(Direction):
Identify every line in the records below that contains the word "субъектов", and reproduce each one.
*** Material for this task
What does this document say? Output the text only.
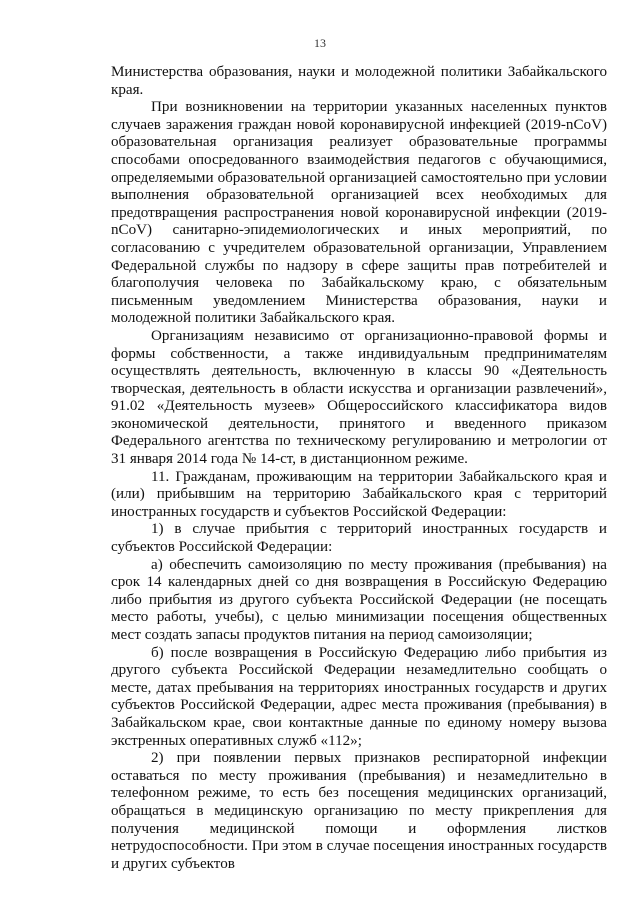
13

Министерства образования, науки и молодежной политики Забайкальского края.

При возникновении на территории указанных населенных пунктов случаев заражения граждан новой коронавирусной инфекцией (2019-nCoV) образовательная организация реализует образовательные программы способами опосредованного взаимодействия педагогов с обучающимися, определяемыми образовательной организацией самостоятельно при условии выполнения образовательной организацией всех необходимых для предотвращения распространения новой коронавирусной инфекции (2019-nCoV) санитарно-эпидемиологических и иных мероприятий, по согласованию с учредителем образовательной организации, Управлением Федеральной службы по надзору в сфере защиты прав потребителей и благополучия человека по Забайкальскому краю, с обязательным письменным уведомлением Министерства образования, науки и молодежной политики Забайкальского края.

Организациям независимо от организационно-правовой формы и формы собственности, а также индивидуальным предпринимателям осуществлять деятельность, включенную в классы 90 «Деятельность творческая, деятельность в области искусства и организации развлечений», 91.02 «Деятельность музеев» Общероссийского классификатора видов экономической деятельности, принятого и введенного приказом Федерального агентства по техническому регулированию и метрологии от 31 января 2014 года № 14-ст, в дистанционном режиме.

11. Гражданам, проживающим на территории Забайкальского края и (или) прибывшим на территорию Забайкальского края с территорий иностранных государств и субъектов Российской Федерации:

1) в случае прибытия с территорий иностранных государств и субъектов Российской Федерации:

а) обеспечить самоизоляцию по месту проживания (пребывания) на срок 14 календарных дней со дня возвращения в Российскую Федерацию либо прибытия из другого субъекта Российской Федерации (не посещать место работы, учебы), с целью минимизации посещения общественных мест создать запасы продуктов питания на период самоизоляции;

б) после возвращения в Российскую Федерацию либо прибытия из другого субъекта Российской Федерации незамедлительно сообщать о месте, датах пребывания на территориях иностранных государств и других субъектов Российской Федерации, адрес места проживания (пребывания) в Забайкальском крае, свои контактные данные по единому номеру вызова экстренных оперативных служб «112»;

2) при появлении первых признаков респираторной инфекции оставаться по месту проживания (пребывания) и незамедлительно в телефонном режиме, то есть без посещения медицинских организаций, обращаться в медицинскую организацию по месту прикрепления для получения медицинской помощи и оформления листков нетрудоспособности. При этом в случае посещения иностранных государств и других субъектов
******
(Reply to the task):
11. Гражданам, проживающим на территории Забайкальского края и (или) прибывшим на территорию Забайкальского края с территорий иностранных государств и субъектов Российской Федерации:
1) в случае прибытия с территорий иностранных государств и субъектов Российской Федерации:
б) после возвращения в Российскую Федерацию либо прибытия из другого субъекта Российской Федерации незамедлительно сообщать о месте, датах пребывания на территориях иностранных государств и других субъектов Российской Федерации, адрес места проживания (пребывания) в Забайкальском крае, свои контактные данные по единому номеру вызова экстренных оперативных служб «112»;
2) при появлении первых признаков респираторной инфекции оставаться по месту проживания (пребывания) и незамедлительно в телефонном режиме, то есть без посещения медицинских организаций, обращаться в медицинскую организацию по месту прикрепления для получения медицинской помощи и оформления листков нетрудоспособности. При этом в случае посещения иностранных государств и других субъектов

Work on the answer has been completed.